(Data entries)
****************************************

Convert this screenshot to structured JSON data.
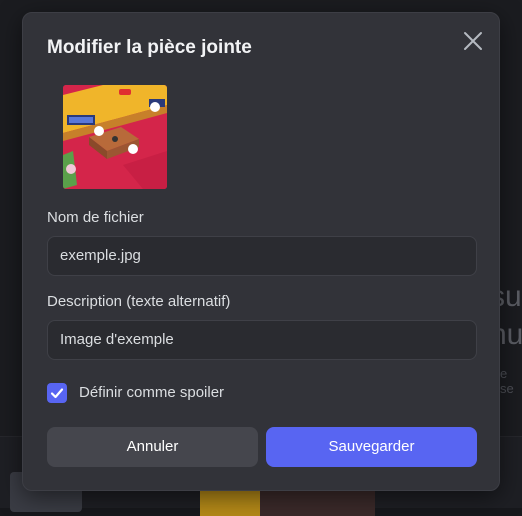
{
  "modal": {
    "title": "Modifier la pièce jointe",
    "filename_label": "Nom de fichier",
    "filename_value": "exemple.jpg",
    "description_label": "Description (texte alternatif)",
    "description_value": "Image d'exemple",
    "spoiler_label": "Définir comme spoiler",
    "spoiler_checked": true,
    "cancel_label": "Annuler",
    "save_label": "Sauvegarder"
  },
  "background": {
    "text_line1": "su",
    "text_line2": "nu",
    "text_line3": "e se"
  },
  "colors": {
    "accent": "#5865f2",
    "modal_bg": "#323339",
    "input_bg": "#2a2b30",
    "cancel_bg": "#45464d"
  },
  "icons": {
    "close": "close-icon",
    "check": "checkmark-icon",
    "thumbnail": "attachment-thumbnail"
  }
}
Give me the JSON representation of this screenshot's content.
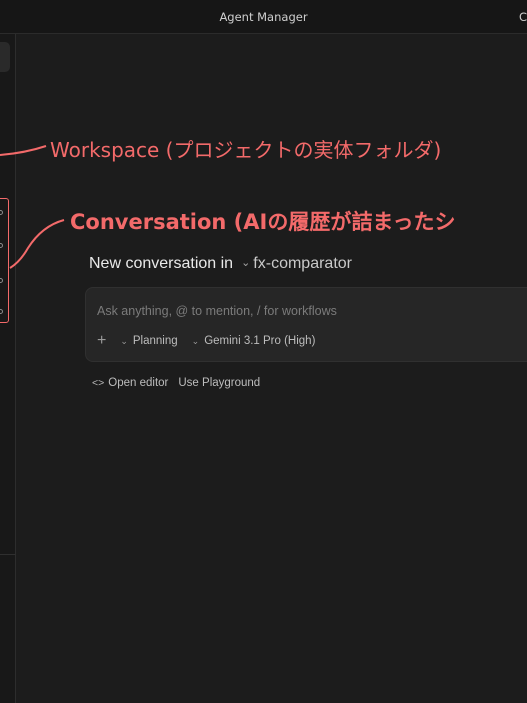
{
  "window": {
    "title": "Agent Manager",
    "right_fragment": "C"
  },
  "main": {
    "new_conversation_label": "New conversation in",
    "workspace_name": "fx-comparator",
    "input": {
      "placeholder": "Ask anything, @ to mention, / for workflows"
    },
    "options": {
      "plus": "+",
      "mode": "Planning",
      "model": "Gemini 3.1 Pro (High)"
    },
    "links": {
      "open_editor": "Open editor",
      "use_playground": "Use Playground"
    }
  },
  "annotations": {
    "workspace": "Workspace (プロジェクトの実体フォルダ)",
    "conversation": "Conversation (AIの履歴が詰まったシ"
  },
  "colors": {
    "annotation": "#f36a6a",
    "background": "#1c1c1c"
  }
}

****************************************

> **Exercise details**
Extract every line of the data exactly; pictures stay out.

> **Correct answer**
Convert this screenshot to structured JSON data.
{
  "modal": {
    "title": "Modifier la pièce jointe",
    "filename_label": "Nom de fichier",
    "filename_value": "exemple.jpg",
    "description_label": "Description (texte alternatif)",
    "description_value": "Image d'exemple",
    "spoiler_label": "Définir comme spoiler",
    "spoiler_checked": true,
    "cancel_label": "Annuler",
    "save_label": "Sauvegarder"
  },
  "background": {
    "text_line1": "su",
    "text_line2": "nu",
    "text_line3": "e se"
  },
  "colors": {
    "accent": "#5865f2",
    "modal_bg": "#323339",
    "input_bg": "#2a2b30",
    "cancel_bg": "#45464d"
  },
  "icons": {
    "close": "close-icon",
    "check": "checkmark-icon",
    "thumbnail": "attachment-thumbnail"
  }
}
Give me the JSON representation of this screenshot's content.
{
  "window": {
    "title": "Agent Manager",
    "right_fragment": "C"
  },
  "main": {
    "new_conversation_label": "New conversation in",
    "workspace_name": "fx-comparator",
    "input": {
      "placeholder": "Ask anything, @ to mention, / for workflows"
    },
    "options": {
      "plus": "+",
      "mode": "Planning",
      "model": "Gemini 3.1 Pro (High)"
    },
    "links": {
      "open_editor": "Open editor",
      "use_playground": "Use Playground"
    }
  },
  "annotations": {
    "workspace": "Workspace (プロジェクトの実体フォルダ)",
    "conversation": "Conversation (AIの履歴が詰まったシ"
  },
  "colors": {
    "annotation": "#f36a6a",
    "background": "#1c1c1c"
  }
}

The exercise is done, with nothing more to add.